## Written request
Find each line containing the string "this" and return it.

[Collected data entries]
[BEGIN]

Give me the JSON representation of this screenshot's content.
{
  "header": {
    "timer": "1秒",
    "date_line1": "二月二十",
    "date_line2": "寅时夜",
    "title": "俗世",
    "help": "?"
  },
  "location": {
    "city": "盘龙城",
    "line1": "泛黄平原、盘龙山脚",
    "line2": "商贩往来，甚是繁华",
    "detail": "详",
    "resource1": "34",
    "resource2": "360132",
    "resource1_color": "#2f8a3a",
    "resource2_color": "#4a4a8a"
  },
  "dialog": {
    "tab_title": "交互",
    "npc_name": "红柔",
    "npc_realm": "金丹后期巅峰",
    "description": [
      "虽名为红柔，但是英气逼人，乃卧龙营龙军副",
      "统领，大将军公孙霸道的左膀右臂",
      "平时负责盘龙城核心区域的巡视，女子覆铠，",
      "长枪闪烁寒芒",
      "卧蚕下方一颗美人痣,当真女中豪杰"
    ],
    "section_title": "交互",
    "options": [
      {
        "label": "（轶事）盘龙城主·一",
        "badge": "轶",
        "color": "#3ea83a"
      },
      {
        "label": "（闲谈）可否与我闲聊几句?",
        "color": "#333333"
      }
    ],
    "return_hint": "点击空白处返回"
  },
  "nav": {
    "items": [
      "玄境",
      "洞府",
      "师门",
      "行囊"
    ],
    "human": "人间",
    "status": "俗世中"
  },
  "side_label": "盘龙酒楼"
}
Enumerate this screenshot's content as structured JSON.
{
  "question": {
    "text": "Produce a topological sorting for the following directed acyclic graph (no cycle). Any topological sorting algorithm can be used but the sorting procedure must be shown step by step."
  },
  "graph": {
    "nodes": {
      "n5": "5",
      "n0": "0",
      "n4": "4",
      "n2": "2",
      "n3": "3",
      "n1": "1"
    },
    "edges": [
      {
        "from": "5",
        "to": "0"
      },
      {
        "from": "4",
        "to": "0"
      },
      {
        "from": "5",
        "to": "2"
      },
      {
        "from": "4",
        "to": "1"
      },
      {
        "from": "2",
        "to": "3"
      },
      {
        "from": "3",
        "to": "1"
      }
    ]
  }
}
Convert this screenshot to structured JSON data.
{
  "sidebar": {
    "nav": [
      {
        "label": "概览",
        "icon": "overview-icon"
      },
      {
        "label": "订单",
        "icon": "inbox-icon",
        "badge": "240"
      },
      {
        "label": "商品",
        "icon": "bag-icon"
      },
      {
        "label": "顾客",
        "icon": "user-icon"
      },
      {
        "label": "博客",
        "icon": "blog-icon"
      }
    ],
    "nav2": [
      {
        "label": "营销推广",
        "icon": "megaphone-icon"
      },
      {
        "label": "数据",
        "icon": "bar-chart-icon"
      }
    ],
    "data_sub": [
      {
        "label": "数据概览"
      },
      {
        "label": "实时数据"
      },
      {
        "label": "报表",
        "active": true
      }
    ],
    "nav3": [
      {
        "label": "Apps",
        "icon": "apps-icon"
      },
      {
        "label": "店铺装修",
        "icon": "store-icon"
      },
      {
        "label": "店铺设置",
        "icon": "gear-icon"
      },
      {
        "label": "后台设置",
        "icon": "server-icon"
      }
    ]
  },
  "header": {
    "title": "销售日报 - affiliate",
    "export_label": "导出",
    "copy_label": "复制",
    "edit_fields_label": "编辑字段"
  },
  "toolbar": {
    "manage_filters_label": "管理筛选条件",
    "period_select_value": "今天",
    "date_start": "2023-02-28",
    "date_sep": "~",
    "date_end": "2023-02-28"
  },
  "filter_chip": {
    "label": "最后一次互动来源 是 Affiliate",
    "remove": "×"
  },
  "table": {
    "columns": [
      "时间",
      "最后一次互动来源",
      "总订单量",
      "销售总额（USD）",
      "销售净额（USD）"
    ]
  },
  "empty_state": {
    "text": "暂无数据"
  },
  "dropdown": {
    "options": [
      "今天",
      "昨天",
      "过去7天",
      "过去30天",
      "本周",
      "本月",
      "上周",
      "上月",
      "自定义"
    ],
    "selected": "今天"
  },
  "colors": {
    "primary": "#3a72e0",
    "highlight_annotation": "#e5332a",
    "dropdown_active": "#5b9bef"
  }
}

[END]

## Result
Give me the JSON representation of this screenshot's content.
Enumerate this screenshot's content as structured JSON.
Convert this screenshot to structured JSON data.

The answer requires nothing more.